WHAT YOU WILL DO:
The records below are split into lines. How many of those lines contain the string "mind"? Reply with the number only.

EXTRACTED INFORMATION:
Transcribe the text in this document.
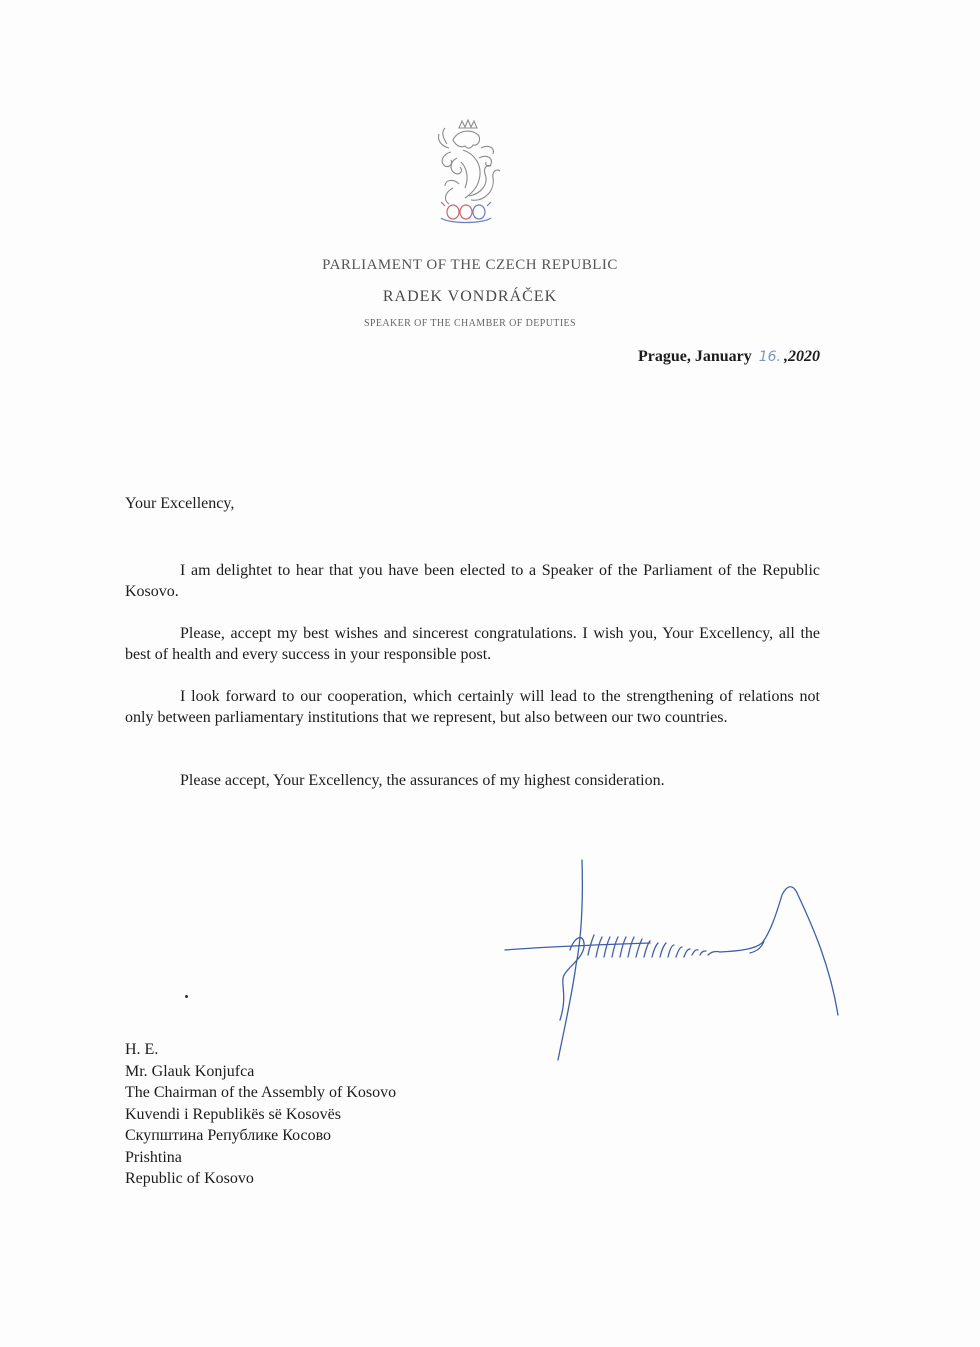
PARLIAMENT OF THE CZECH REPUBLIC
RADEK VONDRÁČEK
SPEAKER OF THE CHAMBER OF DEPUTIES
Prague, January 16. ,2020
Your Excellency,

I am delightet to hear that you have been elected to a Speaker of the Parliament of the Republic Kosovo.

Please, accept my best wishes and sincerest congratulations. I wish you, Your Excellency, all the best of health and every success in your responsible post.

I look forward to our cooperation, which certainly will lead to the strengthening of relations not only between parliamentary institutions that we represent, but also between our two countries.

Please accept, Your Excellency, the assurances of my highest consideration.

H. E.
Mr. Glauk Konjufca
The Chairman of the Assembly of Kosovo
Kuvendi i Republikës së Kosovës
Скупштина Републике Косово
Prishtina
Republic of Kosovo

* * *

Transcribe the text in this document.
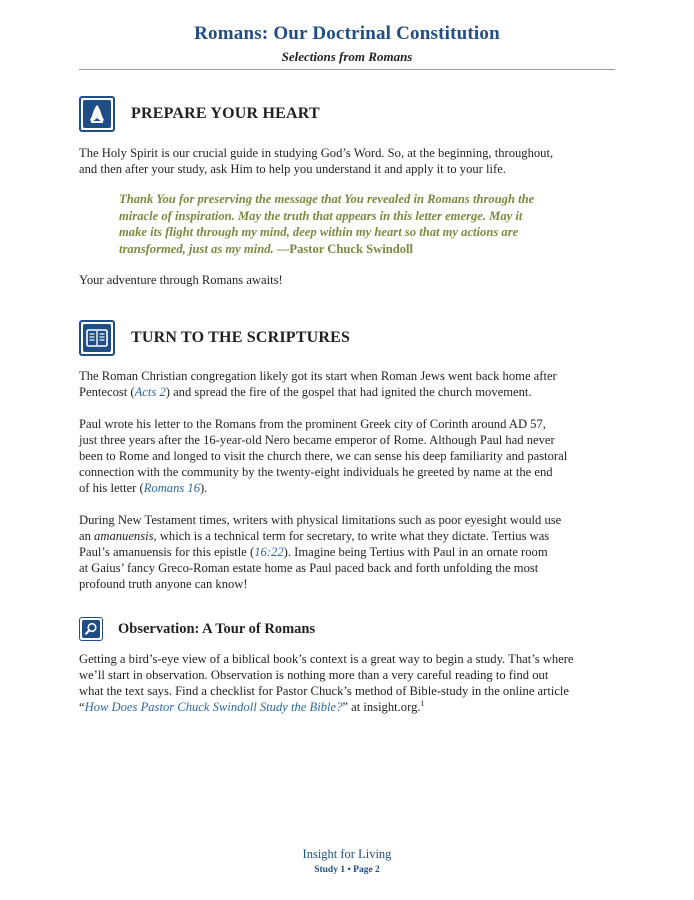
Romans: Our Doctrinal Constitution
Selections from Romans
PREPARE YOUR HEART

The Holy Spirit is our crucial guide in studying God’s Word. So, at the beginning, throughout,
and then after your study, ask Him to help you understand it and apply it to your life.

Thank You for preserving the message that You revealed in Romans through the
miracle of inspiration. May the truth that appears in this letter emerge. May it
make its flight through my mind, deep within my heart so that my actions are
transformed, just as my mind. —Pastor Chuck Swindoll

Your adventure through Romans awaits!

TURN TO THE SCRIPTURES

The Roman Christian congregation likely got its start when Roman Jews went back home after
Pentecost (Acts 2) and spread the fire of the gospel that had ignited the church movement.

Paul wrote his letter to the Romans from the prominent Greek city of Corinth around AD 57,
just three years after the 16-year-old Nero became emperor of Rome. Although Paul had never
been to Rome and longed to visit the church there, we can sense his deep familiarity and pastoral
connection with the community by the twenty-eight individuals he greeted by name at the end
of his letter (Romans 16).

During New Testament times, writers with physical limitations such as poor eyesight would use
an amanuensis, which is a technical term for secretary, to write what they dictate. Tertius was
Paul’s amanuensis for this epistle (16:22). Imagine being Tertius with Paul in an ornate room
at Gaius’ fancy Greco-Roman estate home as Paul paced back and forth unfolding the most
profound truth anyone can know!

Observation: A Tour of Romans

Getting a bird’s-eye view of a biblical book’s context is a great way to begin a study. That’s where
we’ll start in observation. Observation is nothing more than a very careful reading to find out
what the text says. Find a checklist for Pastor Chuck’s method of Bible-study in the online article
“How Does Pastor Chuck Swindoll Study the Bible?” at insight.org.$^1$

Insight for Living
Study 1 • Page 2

SOLUTION TO THIS EXERCISE:
2